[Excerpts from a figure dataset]
__________________________________________________

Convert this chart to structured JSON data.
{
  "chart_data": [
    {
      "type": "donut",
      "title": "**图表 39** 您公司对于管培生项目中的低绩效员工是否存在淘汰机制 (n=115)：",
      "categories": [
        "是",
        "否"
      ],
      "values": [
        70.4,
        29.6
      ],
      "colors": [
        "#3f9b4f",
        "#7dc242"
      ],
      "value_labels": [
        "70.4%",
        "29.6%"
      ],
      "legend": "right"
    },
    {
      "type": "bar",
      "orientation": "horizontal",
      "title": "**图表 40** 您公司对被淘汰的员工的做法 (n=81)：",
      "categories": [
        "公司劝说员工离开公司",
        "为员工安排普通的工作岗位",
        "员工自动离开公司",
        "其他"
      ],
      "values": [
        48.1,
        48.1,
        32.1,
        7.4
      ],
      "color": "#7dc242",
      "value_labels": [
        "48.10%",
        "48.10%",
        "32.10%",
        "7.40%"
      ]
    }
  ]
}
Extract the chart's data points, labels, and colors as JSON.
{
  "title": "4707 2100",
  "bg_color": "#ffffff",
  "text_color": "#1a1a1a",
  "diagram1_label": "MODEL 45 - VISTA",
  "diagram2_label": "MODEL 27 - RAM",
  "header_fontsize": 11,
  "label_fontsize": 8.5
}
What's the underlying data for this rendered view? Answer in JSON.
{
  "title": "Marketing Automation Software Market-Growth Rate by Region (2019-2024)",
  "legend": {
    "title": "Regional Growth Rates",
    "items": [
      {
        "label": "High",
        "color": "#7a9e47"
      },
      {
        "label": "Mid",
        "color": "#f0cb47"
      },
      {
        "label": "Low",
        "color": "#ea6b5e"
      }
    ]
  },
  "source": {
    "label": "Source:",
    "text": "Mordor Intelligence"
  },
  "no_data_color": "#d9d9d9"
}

__________________________________________________

▶ _WHAT IS NEEDED_
Reproduce each line verbatim.

▶ _THE RESULT_
Convert this chart to structured JSON data.
{
  "chart_data": [
    {
      "type": "donut",
      "title": "**图表 39** 您公司对于管培生项目中的低绩效员工是否存在淘汰机制 (n=115)：",
      "categories": [
        "是",
        "否"
      ],
      "values": [
        70.4,
        29.6
      ],
      "colors": [
        "#3f9b4f",
        "#7dc242"
      ],
      "value_labels": [
        "70.4%",
        "29.6%"
      ],
      "legend": "right"
    },
    {
      "type": "bar",
      "orientation": "horizontal",
      "title": "**图表 40** 您公司对被淘汰的员工的做法 (n=81)：",
      "categories": [
        "公司劝说员工离开公司",
        "为员工安排普通的工作岗位",
        "员工自动离开公司",
        "其他"
      ],
      "values": [
        48.1,
        48.1,
        32.1,
        7.4
      ],
      "color": "#7dc242",
      "value_labels": [
        "48.10%",
        "48.10%",
        "32.10%",
        "7.40%"
      ]
    }
  ]
}
Extract the chart's data points, labels, and colors as JSON.
{
  "title": "4707 2100",
  "bg_color": "#ffffff",
  "text_color": "#1a1a1a",
  "diagram1_label": "MODEL 45 - VISTA",
  "diagram2_label": "MODEL 27 - RAM",
  "header_fontsize": 11,
  "label_fontsize": 8.5
}
What's the underlying data for this rendered view? Answer in JSON.
{
  "title": "Marketing Automation Software Market-Growth Rate by Region (2019-2024)",
  "legend": {
    "title": "Regional Growth Rates",
    "items": [
      {
        "label": "High",
        "color": "#7a9e47"
      },
      {
        "label": "Mid",
        "color": "#f0cb47"
      },
      {
        "label": "Low",
        "color": "#ea6b5e"
      }
    ]
  },
  "source": {
    "label": "Source:",
    "text": "Mordor Intelligence"
  },
  "no_data_color": "#d9d9d9"
}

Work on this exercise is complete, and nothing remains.